# [STATED PROBLEM]
Can you write out the whole listing exactly?

# [PROVIDED MATERIAL]
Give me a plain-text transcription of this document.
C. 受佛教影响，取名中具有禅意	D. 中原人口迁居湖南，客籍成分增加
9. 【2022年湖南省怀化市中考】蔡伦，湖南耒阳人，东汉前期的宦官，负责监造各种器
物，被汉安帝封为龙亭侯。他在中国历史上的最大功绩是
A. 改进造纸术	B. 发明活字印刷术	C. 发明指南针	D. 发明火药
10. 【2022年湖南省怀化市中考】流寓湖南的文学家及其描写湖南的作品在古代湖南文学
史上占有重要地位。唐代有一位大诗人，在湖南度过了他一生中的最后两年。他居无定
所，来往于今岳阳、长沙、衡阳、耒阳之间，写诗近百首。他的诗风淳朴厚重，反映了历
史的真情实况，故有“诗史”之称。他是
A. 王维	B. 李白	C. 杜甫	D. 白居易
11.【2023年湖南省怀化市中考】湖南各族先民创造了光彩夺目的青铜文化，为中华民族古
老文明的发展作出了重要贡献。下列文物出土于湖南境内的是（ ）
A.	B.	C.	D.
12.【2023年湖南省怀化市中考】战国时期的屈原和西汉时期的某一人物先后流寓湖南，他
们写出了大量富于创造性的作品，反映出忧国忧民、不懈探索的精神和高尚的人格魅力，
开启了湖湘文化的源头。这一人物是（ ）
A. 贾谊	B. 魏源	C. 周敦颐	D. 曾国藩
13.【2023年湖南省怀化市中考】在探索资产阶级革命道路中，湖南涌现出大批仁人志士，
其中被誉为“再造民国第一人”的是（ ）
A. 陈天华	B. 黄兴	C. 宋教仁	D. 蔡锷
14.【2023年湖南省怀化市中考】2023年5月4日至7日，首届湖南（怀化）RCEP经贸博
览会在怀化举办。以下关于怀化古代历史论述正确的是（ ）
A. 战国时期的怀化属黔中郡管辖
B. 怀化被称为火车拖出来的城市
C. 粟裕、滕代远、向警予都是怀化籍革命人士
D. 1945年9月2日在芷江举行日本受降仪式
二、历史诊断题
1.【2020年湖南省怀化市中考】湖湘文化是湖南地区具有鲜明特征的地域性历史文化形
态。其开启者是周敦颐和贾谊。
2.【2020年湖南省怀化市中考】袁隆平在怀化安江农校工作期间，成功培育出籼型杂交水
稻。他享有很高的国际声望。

# [COMPLETE RESPONSE]
Give me a plain-text transcription of this document.
C. 受佛教影响，取名中具有禅意	D. 中原人口迁居湖南，客籍成分增加
9. 【2022年湖南省怀化市中考】蔡伦，湖南耒阳人，东汉前期的宦官，负责监造各种器
物，被汉安帝封为龙亭侯。他在中国历史上的最大功绩是
A. 改进造纸术	B. 发明活字印刷术	C. 发明指南针	D. 发明火药
10. 【2022年湖南省怀化市中考】流寓湖南的文学家及其描写湖南的作品在古代湖南文学
史上占有重要地位。唐代有一位大诗人，在湖南度过了他一生中的最后两年。他居无定
所，来往于今岳阳、长沙、衡阳、耒阳之间，写诗近百首。他的诗风淳朴厚重，反映了历
史的真情实况，故有“诗史”之称。他是
A. 王维	B. 李白	C. 杜甫	D. 白居易
11.【2023年湖南省怀化市中考】湖南各族先民创造了光彩夺目的青铜文化，为中华民族古
老文明的发展作出了重要贡献。下列文物出土于湖南境内的是（ ）
A.	B.	C.	D.
12.【2023年湖南省怀化市中考】战国时期的屈原和西汉时期的某一人物先后流寓湖南，他
们写出了大量富于创造性的作品，反映出忧国忧民、不懈探索的精神和高尚的人格魅力，
开启了湖湘文化的源头。这一人物是（ ）
A. 贾谊	B. 魏源	C. 周敦颐	D. 曾国藩
13.【2023年湖南省怀化市中考】在探索资产阶级革命道路中，湖南涌现出大批仁人志士，
其中被誉为“再造民国第一人”的是（ ）
A. 陈天华	B. 黄兴	C. 宋教仁	D. 蔡锷
14.【2023年湖南省怀化市中考】2023年5月4日至7日，首届湖南（怀化）RCEP经贸博
览会在怀化举办。以下关于怀化古代历史论述正确的是（ ）
A. 战国时期的怀化属黔中郡管辖
B. 怀化被称为火车拖出来的城市
C. 粟裕、滕代远、向警予都是怀化籍革命人士
D. 1945年9月2日在芷江举行日本受降仪式
二、历史诊断题
1.【2020年湖南省怀化市中考】湖湘文化是湖南地区具有鲜明特征的地域性历史文化形
态。其开启者是周敦颐和贾谊。
2.【2020年湖南省怀化市中考】袁隆平在怀化安江农校工作期间，成功培育出籼型杂交水
稻。他享有很高的国际声望。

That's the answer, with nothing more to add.